Dataset excerpts:
— START —

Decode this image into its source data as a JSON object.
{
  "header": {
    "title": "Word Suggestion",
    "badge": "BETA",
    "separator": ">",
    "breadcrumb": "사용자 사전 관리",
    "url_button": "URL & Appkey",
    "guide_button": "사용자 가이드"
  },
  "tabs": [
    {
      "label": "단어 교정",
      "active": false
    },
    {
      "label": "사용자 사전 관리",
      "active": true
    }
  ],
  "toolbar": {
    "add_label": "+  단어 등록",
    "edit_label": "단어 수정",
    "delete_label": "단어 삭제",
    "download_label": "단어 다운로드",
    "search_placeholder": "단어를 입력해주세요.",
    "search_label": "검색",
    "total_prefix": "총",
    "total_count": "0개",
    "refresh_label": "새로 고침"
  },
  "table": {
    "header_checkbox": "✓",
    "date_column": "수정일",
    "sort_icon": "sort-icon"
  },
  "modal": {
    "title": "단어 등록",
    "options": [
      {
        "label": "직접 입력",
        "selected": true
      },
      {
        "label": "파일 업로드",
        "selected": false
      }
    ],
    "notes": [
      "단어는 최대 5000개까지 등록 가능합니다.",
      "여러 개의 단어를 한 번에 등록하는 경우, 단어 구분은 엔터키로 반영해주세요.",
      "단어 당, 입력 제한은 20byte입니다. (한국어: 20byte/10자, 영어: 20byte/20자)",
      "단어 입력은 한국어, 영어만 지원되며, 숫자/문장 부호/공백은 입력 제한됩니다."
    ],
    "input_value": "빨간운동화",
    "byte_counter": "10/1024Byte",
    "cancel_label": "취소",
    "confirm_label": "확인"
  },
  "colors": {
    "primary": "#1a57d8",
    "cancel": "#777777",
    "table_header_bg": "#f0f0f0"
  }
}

— END —

Write out the whole listing again, exactly as it stands.

(Solution for this problem)
Decode this image into its source data as a JSON object.
{
  "header": {
    "title": "Word Suggestion",
    "badge": "BETA",
    "separator": ">",
    "breadcrumb": "사용자 사전 관리",
    "url_button": "URL & Appkey",
    "guide_button": "사용자 가이드"
  },
  "tabs": [
    {
      "label": "단어 교정",
      "active": false
    },
    {
      "label": "사용자 사전 관리",
      "active": true
    }
  ],
  "toolbar": {
    "add_label": "+  단어 등록",
    "edit_label": "단어 수정",
    "delete_label": "단어 삭제",
    "download_label": "단어 다운로드",
    "search_placeholder": "단어를 입력해주세요.",
    "search_label": "검색",
    "total_prefix": "총",
    "total_count": "0개",
    "refresh_label": "새로 고침"
  },
  "table": {
    "header_checkbox": "✓",
    "date_column": "수정일",
    "sort_icon": "sort-icon"
  },
  "modal": {
    "title": "단어 등록",
    "options": [
      {
        "label": "직접 입력",
        "selected": true
      },
      {
        "label": "파일 업로드",
        "selected": false
      }
    ],
    "notes": [
      "단어는 최대 5000개까지 등록 가능합니다.",
      "여러 개의 단어를 한 번에 등록하는 경우, 단어 구분은 엔터키로 반영해주세요.",
      "단어 당, 입력 제한은 20byte입니다. (한국어: 20byte/10자, 영어: 20byte/20자)",
      "단어 입력은 한국어, 영어만 지원되며, 숫자/문장 부호/공백은 입력 제한됩니다."
    ],
    "input_value": "빨간운동화",
    "byte_counter": "10/1024Byte",
    "cancel_label": "취소",
    "confirm_label": "확인"
  },
  "colors": {
    "primary": "#1a57d8",
    "cancel": "#777777",
    "table_header_bg": "#f0f0f0"
  }
}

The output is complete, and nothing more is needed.